_PROMPT_
Your job is to retype all of the data word for word, leaving every image out.

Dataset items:

|---|

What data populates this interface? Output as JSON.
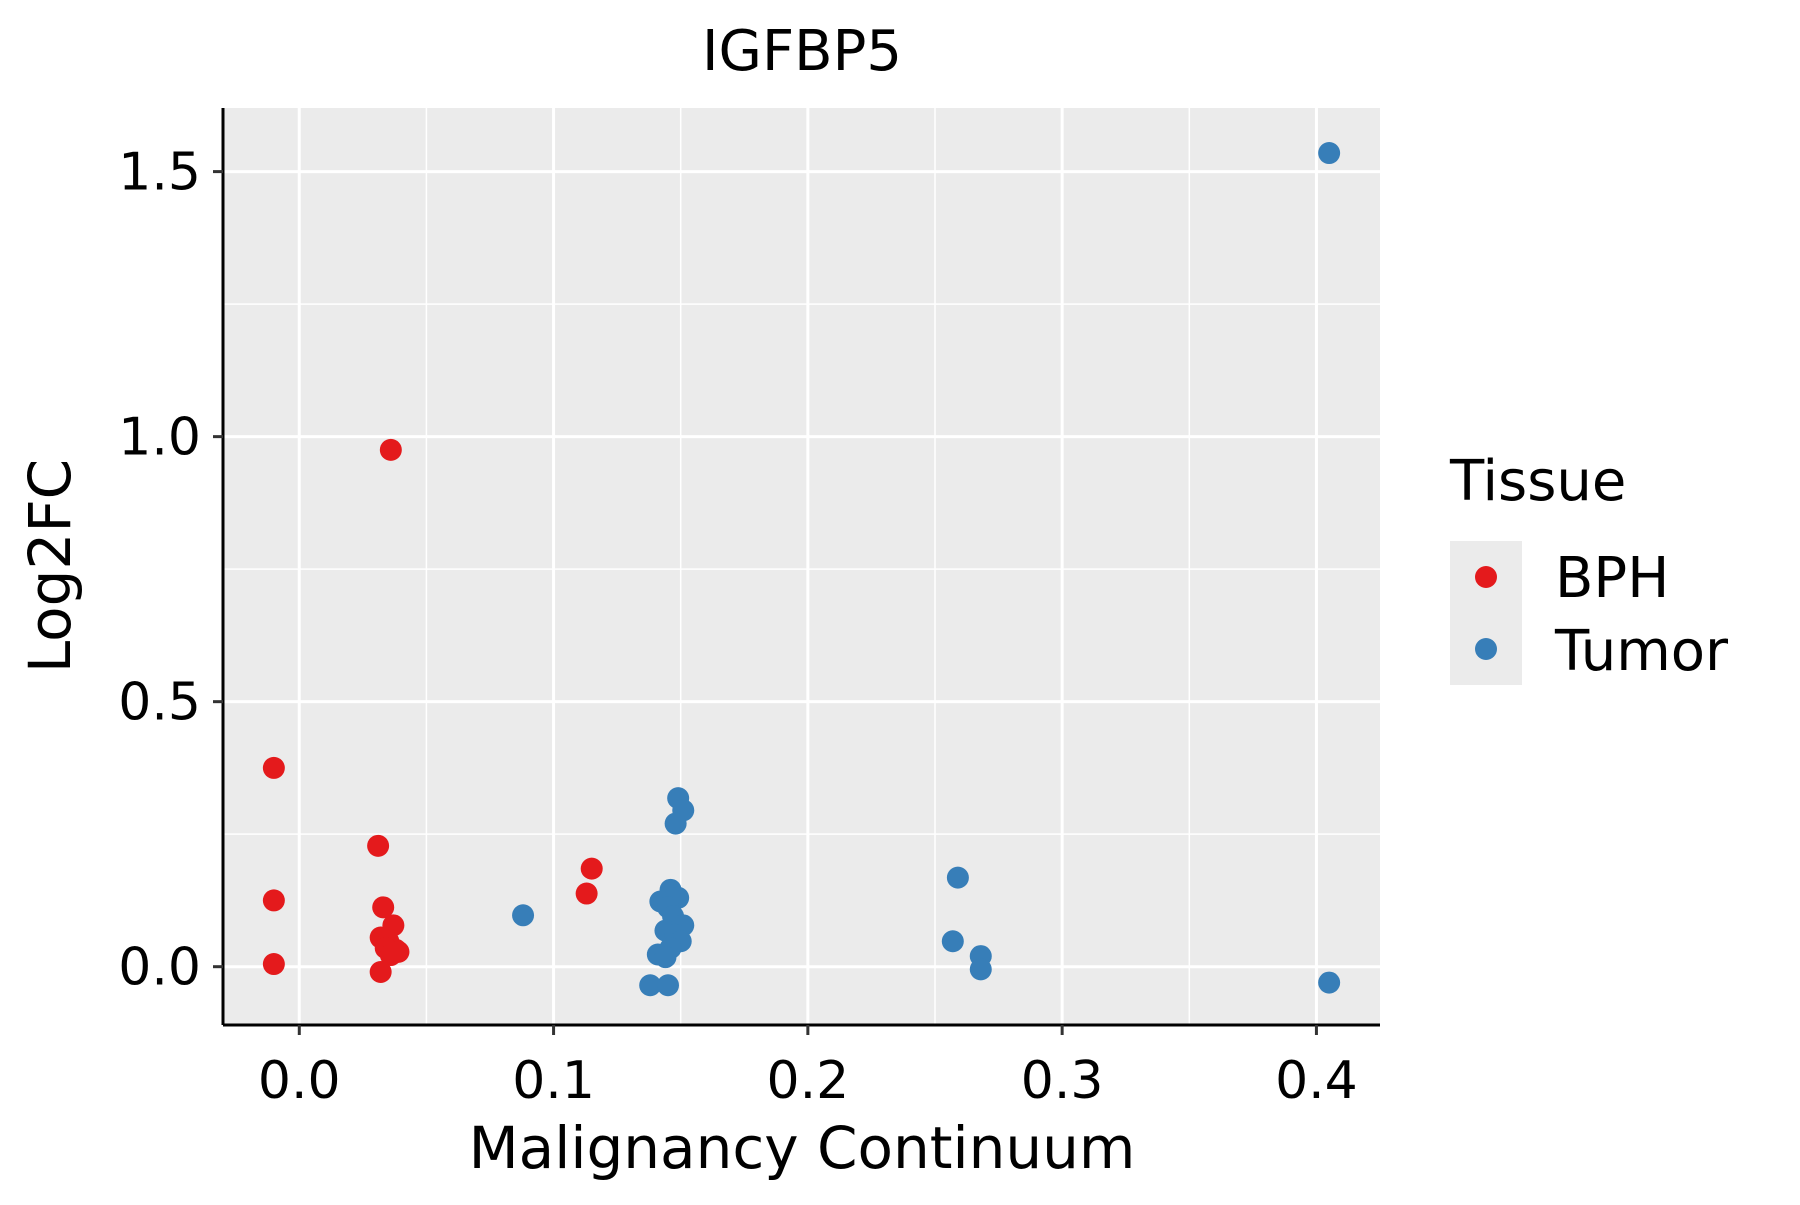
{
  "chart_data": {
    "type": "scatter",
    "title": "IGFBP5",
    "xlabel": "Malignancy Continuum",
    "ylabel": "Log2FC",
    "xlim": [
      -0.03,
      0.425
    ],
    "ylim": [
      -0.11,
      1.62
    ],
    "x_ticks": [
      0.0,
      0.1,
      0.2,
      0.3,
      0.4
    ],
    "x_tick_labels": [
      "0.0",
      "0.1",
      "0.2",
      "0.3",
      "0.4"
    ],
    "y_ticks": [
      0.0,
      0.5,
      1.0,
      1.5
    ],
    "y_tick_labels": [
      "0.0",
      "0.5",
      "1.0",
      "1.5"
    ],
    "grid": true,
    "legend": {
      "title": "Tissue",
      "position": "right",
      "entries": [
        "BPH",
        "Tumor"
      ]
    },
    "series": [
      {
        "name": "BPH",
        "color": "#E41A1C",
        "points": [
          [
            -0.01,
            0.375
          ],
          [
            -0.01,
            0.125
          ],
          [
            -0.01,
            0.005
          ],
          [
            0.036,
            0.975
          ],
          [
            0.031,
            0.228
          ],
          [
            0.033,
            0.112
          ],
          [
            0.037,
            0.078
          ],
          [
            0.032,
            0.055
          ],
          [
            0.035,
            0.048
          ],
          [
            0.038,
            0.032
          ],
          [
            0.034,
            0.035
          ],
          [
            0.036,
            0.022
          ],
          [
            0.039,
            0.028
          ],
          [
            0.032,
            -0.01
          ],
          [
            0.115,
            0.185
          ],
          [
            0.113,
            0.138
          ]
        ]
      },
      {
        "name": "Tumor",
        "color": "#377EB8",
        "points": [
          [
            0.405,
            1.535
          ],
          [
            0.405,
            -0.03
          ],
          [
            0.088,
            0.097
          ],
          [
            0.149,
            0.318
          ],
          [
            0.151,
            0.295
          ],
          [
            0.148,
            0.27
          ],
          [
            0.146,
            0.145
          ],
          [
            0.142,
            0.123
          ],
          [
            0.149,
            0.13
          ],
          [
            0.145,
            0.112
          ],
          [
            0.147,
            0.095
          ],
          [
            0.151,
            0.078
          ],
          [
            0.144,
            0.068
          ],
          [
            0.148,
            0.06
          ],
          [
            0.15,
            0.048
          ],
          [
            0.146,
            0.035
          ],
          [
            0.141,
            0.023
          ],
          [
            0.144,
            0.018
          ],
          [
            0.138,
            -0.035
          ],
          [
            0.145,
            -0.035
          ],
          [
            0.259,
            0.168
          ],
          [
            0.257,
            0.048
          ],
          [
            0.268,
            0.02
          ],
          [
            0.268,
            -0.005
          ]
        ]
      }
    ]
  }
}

|---|

_SOLUTION TO THIS TASK_
What data populates this interface? Output as JSON.
{
  "chart_data": {
    "type": "scatter",
    "title": "IGFBP5",
    "xlabel": "Malignancy Continuum",
    "ylabel": "Log2FC",
    "xlim": [
      -0.03,
      0.425
    ],
    "ylim": [
      -0.11,
      1.62
    ],
    "x_ticks": [
      0.0,
      0.1,
      0.2,
      0.3,
      0.4
    ],
    "x_tick_labels": [
      "0.0",
      "0.1",
      "0.2",
      "0.3",
      "0.4"
    ],
    "y_ticks": [
      0.0,
      0.5,
      1.0,
      1.5
    ],
    "y_tick_labels": [
      "0.0",
      "0.5",
      "1.0",
      "1.5"
    ],
    "grid": true,
    "legend": {
      "title": "Tissue",
      "position": "right",
      "entries": [
        "BPH",
        "Tumor"
      ]
    },
    "series": [
      {
        "name": "BPH",
        "color": "#E41A1C",
        "points": [
          [
            -0.01,
            0.375
          ],
          [
            -0.01,
            0.125
          ],
          [
            -0.01,
            0.005
          ],
          [
            0.036,
            0.975
          ],
          [
            0.031,
            0.228
          ],
          [
            0.033,
            0.112
          ],
          [
            0.037,
            0.078
          ],
          [
            0.032,
            0.055
          ],
          [
            0.035,
            0.048
          ],
          [
            0.038,
            0.032
          ],
          [
            0.034,
            0.035
          ],
          [
            0.036,
            0.022
          ],
          [
            0.039,
            0.028
          ],
          [
            0.032,
            -0.01
          ],
          [
            0.115,
            0.185
          ],
          [
            0.113,
            0.138
          ]
        ]
      },
      {
        "name": "Tumor",
        "color": "#377EB8",
        "points": [
          [
            0.405,
            1.535
          ],
          [
            0.405,
            -0.03
          ],
          [
            0.088,
            0.097
          ],
          [
            0.149,
            0.318
          ],
          [
            0.151,
            0.295
          ],
          [
            0.148,
            0.27
          ],
          [
            0.146,
            0.145
          ],
          [
            0.142,
            0.123
          ],
          [
            0.149,
            0.13
          ],
          [
            0.145,
            0.112
          ],
          [
            0.147,
            0.095
          ],
          [
            0.151,
            0.078
          ],
          [
            0.144,
            0.068
          ],
          [
            0.148,
            0.06
          ],
          [
            0.15,
            0.048
          ],
          [
            0.146,
            0.035
          ],
          [
            0.141,
            0.023
          ],
          [
            0.144,
            0.018
          ],
          [
            0.138,
            -0.035
          ],
          [
            0.145,
            -0.035
          ],
          [
            0.259,
            0.168
          ],
          [
            0.257,
            0.048
          ],
          [
            0.268,
            0.02
          ],
          [
            0.268,
            -0.005
          ]
        ]
      }
    ]
  }
}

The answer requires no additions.